Texto dado =>

★ ★ ★ ★ ★

Junio 19 de 2015
En las paredes tiznadas de la cocina de su antigua casa materna en
el Valle del Patía, quedaron plasmados con carbón de leña los primeros trazos
de un niño precoz, que a la edad de 5 años supo que quería dedicar su
existencia al dibujo y al arte de pintar. Andrés Caicedo se llama el
protagonista de esta historia, como el famoso escritor caleño de los años
setenta del siglo XX, pero el nuestro nació y se educó en la comunidad de
Galindez, viendo el cultivo del mate, el paso de la mulas en los trapiches, oyendo
los cuentos de empautados, acompañando la vida del río, y aprendiendo con la pedagogía de la corridez de la maestra
Lola Grueso, a escribir con el corazón. Cuando estuvo en edad de decidir su
camino, viajó a Popayán para ingresar a la Facultad de Artes y cumplir su auto
profecía de infancia.

★ ★ ★ ★ ★

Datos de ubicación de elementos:
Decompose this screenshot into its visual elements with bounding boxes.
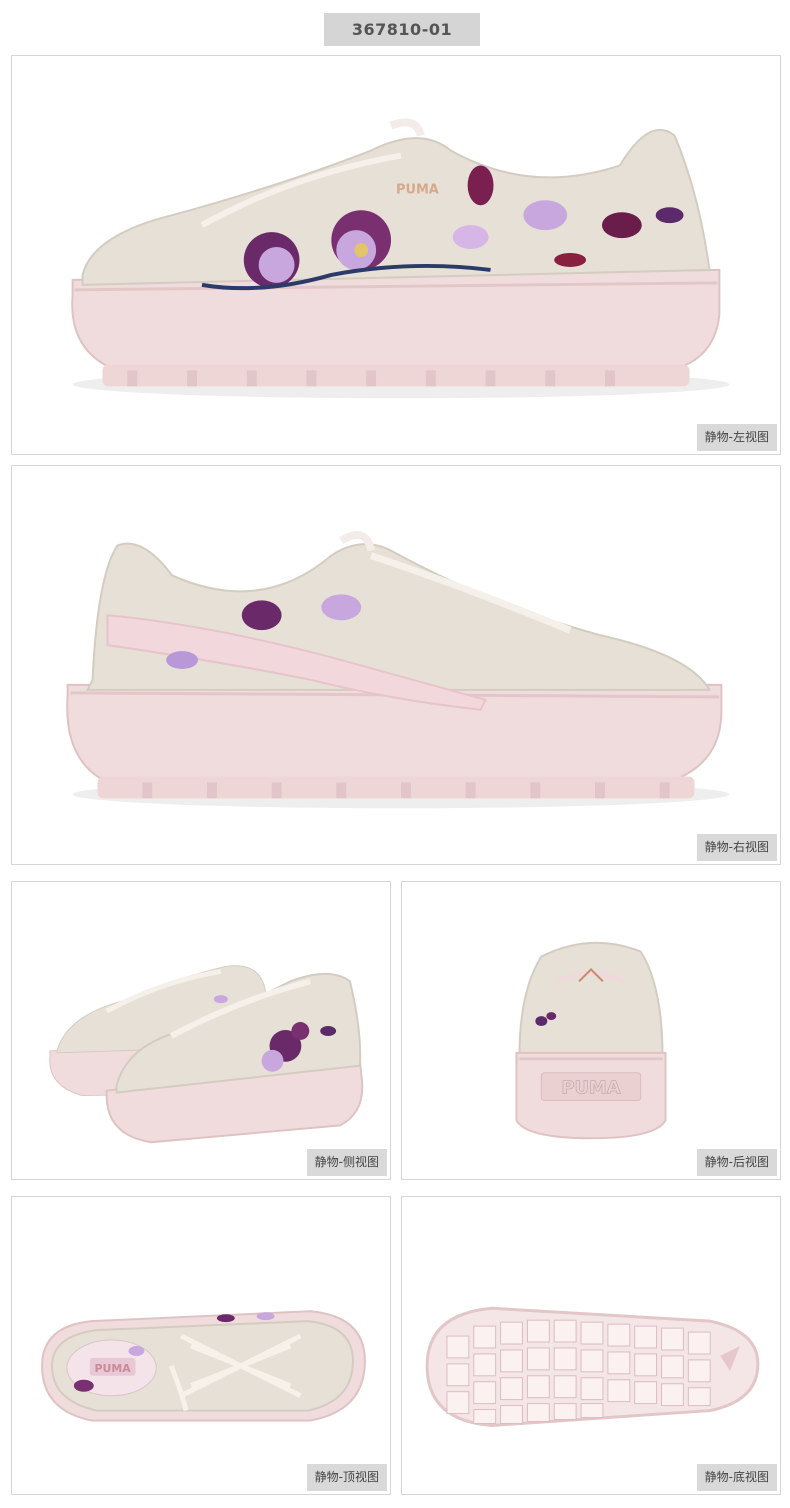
panel-right-view[interactable]: 静物-右视图 xyxy=(11,465,781,865)
caption-left-view: 静物-左视图 xyxy=(696,424,777,451)
panel-bottom-view[interactable]: 静物-底视图 xyxy=(401,1196,781,1495)
caption-side-view: 静物-侧视图 xyxy=(306,1149,387,1176)
insole-wordmark-text: PUMA xyxy=(95,1362,132,1375)
shoe-bottom-view-image xyxy=(425,1306,760,1427)
shoe-wordmark-text: PUMA xyxy=(396,182,439,197)
panel-left-view[interactable]: PUMA 静物-左视图 xyxy=(11,55,781,455)
shoe-top-view-image: PUMA xyxy=(41,1310,366,1422)
product-sku-label: 367810-01 xyxy=(324,13,480,46)
shoe-back-view-image: PUMA xyxy=(515,941,667,1140)
caption-back-view: 静物-后视图 xyxy=(696,1149,777,1176)
panel-back-view[interactable]: PUMA 静物-后视图 xyxy=(401,881,781,1180)
shoe-right-view-image xyxy=(66,531,730,809)
shoe-side-view-image xyxy=(49,965,364,1144)
caption-top-view: 静物-顶视图 xyxy=(306,1464,387,1491)
shoe-left-view-image: PUMA xyxy=(71,118,730,399)
panel-top-view[interactable]: PUMA 静物-顶视图 xyxy=(11,1196,391,1495)
caption-right-view: 静物-右视图 xyxy=(696,834,777,861)
caption-bottom-view: 静物-底视图 xyxy=(696,1464,777,1491)
panel-side-view[interactable]: 静物-侧视图 xyxy=(11,881,391,1180)
heel-wordmark-text: PUMA xyxy=(561,1078,620,1099)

★ ★ ★ ★ ★

Lo que se pide =>
¿Puedes extraer íntegro el texto sobre Andrés Caicedo, palabra por palabra y sin cambiar nada? Las entradas no hacen falta aquí.

Respuesta del ejercicio =>
Junio 19 de 2015
En las paredes tiznadas de la cocina de su antigua casa materna en
el Valle del Patía, quedaron plasmados con carbón de leña los primeros trazos
de un niño precoz, que a la edad de 5 años supo que quería dedicar su
existencia al dibujo y al arte de pintar. Andrés Caicedo se llama el
protagonista de esta historia, como el famoso escritor caleño de los años
setenta del siglo XX, pero el nuestro nació y se educó en la comunidad de
Galindez, viendo el cultivo del mate, el paso de la mulas en los trapiches, oyendo
los cuentos de empautados, acompañando la vida del río, y aprendiendo con la pedagogía de la corridez de la maestra
Lola Grueso, a escribir con el corazón. Cuando estuvo en edad de decidir su
camino, viajó a Popayán para ingresar a la Facultad de Artes y cumplir su auto
profecía de infancia.